- **Task directions**
Tell how many lines carry the word "типи"; the reply is the number and nothing else.

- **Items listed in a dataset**
---

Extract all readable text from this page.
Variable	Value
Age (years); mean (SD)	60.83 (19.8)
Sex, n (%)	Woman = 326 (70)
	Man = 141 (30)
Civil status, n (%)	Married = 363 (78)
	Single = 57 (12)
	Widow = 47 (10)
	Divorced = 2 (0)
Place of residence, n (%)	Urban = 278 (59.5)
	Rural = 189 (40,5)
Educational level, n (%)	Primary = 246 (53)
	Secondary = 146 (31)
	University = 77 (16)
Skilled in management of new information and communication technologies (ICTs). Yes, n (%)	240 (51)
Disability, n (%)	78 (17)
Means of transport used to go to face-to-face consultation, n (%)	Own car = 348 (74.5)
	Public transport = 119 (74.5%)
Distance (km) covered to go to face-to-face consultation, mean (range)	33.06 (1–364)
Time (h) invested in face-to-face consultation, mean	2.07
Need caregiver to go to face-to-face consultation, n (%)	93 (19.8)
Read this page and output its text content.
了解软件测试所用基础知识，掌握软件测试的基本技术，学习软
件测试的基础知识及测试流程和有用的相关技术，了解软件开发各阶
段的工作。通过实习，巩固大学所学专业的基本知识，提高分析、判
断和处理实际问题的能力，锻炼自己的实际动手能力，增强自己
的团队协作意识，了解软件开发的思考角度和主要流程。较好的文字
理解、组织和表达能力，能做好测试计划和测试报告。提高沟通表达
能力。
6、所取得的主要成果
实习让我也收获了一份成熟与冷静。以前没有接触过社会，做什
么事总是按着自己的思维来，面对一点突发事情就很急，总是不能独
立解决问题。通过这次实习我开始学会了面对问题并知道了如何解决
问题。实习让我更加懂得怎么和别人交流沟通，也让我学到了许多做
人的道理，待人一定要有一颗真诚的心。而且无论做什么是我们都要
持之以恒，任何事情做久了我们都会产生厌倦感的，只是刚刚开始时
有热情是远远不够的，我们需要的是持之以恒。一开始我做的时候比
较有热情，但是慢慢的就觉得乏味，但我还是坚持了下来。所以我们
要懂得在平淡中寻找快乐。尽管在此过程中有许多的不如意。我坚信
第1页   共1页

---

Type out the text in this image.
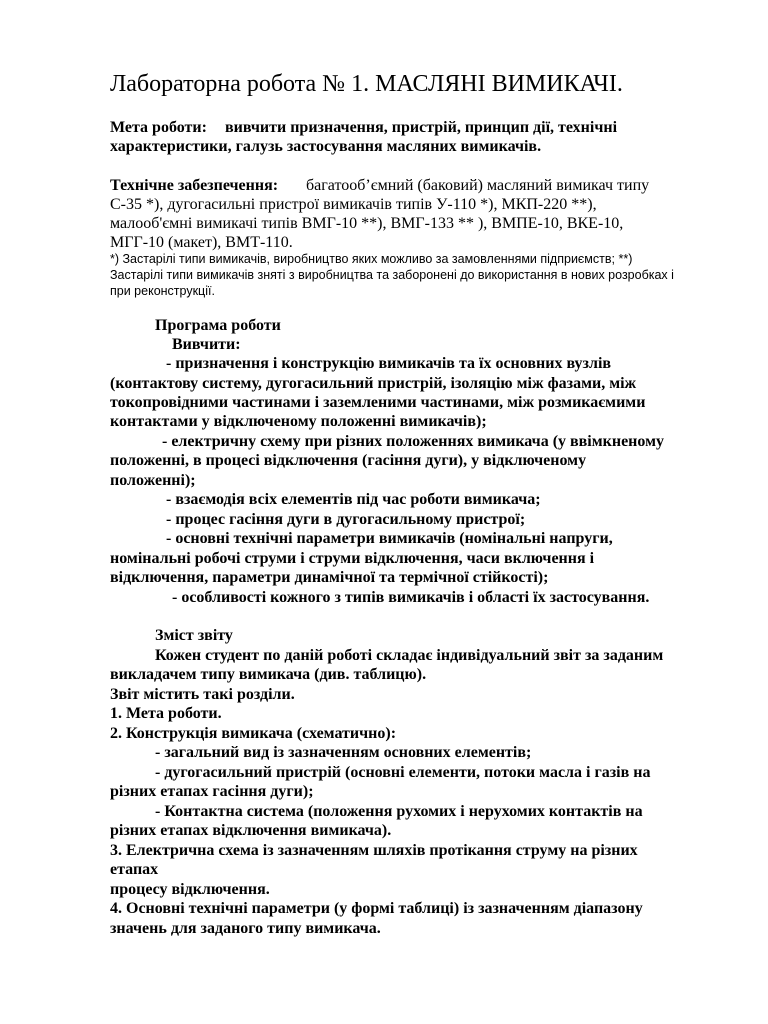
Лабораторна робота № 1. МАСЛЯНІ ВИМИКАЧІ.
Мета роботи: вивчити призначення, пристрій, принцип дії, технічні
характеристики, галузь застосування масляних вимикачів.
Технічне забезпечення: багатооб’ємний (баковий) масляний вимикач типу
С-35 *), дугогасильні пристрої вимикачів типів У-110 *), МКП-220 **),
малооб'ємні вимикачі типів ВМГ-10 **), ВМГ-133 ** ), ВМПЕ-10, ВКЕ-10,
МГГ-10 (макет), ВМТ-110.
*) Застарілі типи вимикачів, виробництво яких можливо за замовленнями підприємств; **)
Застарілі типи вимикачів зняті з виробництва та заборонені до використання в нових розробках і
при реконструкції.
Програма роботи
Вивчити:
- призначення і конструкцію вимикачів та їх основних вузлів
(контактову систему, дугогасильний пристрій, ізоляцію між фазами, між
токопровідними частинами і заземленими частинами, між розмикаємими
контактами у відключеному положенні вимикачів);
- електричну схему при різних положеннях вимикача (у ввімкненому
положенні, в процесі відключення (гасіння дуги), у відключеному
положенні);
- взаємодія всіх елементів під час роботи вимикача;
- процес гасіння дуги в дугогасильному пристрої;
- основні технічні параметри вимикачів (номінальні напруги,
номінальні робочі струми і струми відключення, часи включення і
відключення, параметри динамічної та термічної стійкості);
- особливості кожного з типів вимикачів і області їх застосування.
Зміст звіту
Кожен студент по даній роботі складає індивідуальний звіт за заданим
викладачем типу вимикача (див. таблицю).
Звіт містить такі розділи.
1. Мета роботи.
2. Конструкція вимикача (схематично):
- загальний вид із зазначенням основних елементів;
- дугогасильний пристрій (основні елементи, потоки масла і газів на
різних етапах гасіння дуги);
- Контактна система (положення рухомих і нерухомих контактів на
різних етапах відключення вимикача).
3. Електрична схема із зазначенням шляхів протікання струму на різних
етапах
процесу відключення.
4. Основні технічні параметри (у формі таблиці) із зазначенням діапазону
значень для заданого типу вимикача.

---

- **Solution to this task**
2